* **Exercise goal**: Exactly as written, quote every line that follows, skipping the images.

* **Records shown**:
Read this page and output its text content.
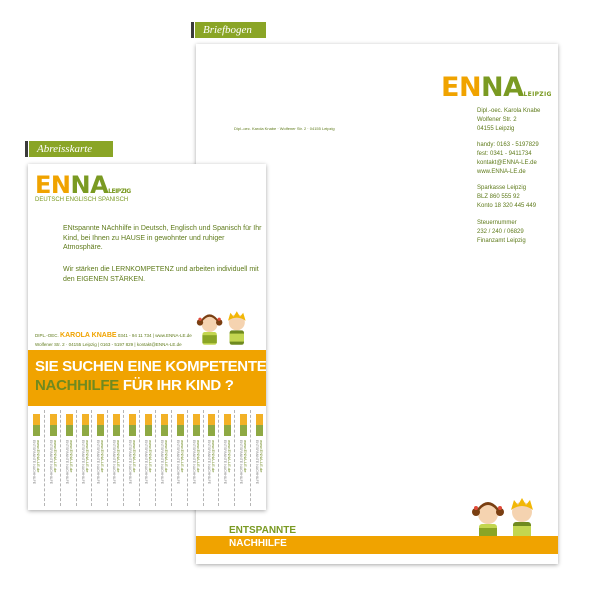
Briefbogen
ENNALEIPZIG
Dipl.-oec. Karola Knabe · Wolfener Str. 2 · 04155 Leipzig
Dipl.-oec. Karola Knabe
Wolfener Str. 2
04155 Leipzig
handy: 0163 - 5197829
fest: 0341 - 9411734
kontakt@ENNA-LE.de
www.ENNA-LE.de
Sparkasse Leipzig
BLZ 860 555 92
Konto 18 320 445 449
Steuernummer
232 / 240 / 06829
Finanzamt Leipzig
ENTSPANNTE
NACHHILFE
Abreisskarte
ENNALEIPZIG
DEUTSCH ENGLISCH SPANISCH
ENtspannte NAchhilfe in Deutsch, Englisch und Spanisch für Ihr Kind, bei Ihnen zu HAUSE in gewohnter und ruhiger Atmosphäre.
Wir stärken die LERNKOMPETENZ und arbeiten individuell mit den EIGENEN STÄRKEN.
DIPL.-OEC. KAROLA KNABE 0341 - 94 11 734 | www.ENNA-LE.de
Wolfener Str. 2 · 04155 Leipzig | 0163 - 5197 829 | kontakt@ENNA-LE.de
SIE SUCHEN EINE KOMPETENTE
NACHHILFE FÜR IHR KIND ?
www.ENNA-LE.de
ENTSPANNTE NACHHILFE	www.ENNA-LE.de
ENTSPANNTE NACHHILFE	www.ENNA-LE.de
ENTSPANNTE NACHHILFE	www.ENNA-LE.de
ENTSPANNTE NACHHILFE	www.ENNA-LE.de
ENTSPANNTE NACHHILFE	www.ENNA-LE.de
ENTSPANNTE NACHHILFE	www.ENNA-LE.de
ENTSPANNTE NACHHILFE	www.ENNA-LE.de
ENTSPANNTE NACHHILFE	www.ENNA-LE.de
ENTSPANNTE NACHHILFE	www.ENNA-LE.de
ENTSPANNTE NACHHILFE	www.ENNA-LE.de
ENTSPANNTE NACHHILFE	www.ENNA-LE.de
ENTSPANNTE NACHHILFE	www.ENNA-LE.de
ENTSPANNTE NACHHILFE	www.ENNA-LE.de
ENTSPANNTE NACHHILFE	www.ENNA-LE.de
ENTSPANNTE NACHHILFE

* **Response below**:
Read this page and output its text content.
Briefbogen
ENNALEIPZIG
Dipl.-oec. Karola Knabe · Wolfener Str. 2 · 04155 Leipzig
Dipl.-oec. Karola Knabe
Wolfener Str. 2
04155 Leipzig
handy: 0163 - 5197829
fest: 0341 - 9411734
kontakt@ENNA-LE.de
www.ENNA-LE.de
Sparkasse Leipzig
BLZ 860 555 92
Konto 18 320 445 449
Steuernummer
232 / 240 / 06829
Finanzamt Leipzig
ENTSPANNTE
NACHHILFE
Abreisskarte
ENNALEIPZIG
DEUTSCH ENGLISCH SPANISCH
ENtspannte NAchhilfe in Deutsch, Englisch und Spanisch für Ihr Kind, bei Ihnen zu HAUSE in gewohnter und ruhiger Atmosphäre.
Wir stärken die LERNKOMPETENZ und arbeiten individuell mit den EIGENEN STÄRKEN.
DIPL.-OEC. KAROLA KNABE 0341 - 94 11 734 | www.ENNA-LE.de
Wolfener Str. 2 · 04155 Leipzig | 0163 - 5197 829 | kontakt@ENNA-LE.de
SIE SUCHEN EINE KOMPETENTE
NACHHILFE FÜR IHR KIND ?
www.ENNA-LE.de
ENTSPANNTE NACHHILFE	www.ENNA-LE.de
ENTSPANNTE NACHHILFE	www.ENNA-LE.de
ENTSPANNTE NACHHILFE	www.ENNA-LE.de
ENTSPANNTE NACHHILFE	www.ENNA-LE.de
ENTSPANNTE NACHHILFE	www.ENNA-LE.de
ENTSPANNTE NACHHILFE	www.ENNA-LE.de
ENTSPANNTE NACHHILFE	www.ENNA-LE.de
ENTSPANNTE NACHHILFE	www.ENNA-LE.de
ENTSPANNTE NACHHILFE	www.ENNA-LE.de
ENTSPANNTE NACHHILFE	www.ENNA-LE.de
ENTSPANNTE NACHHILFE	www.ENNA-LE.de
ENTSPANNTE NACHHILFE	www.ENNA-LE.de
ENTSPANNTE NACHHILFE	www.ENNA-LE.de
ENTSPANNTE NACHHILFE	www.ENNA-LE.de
ENTSPANNTE NACHHILFE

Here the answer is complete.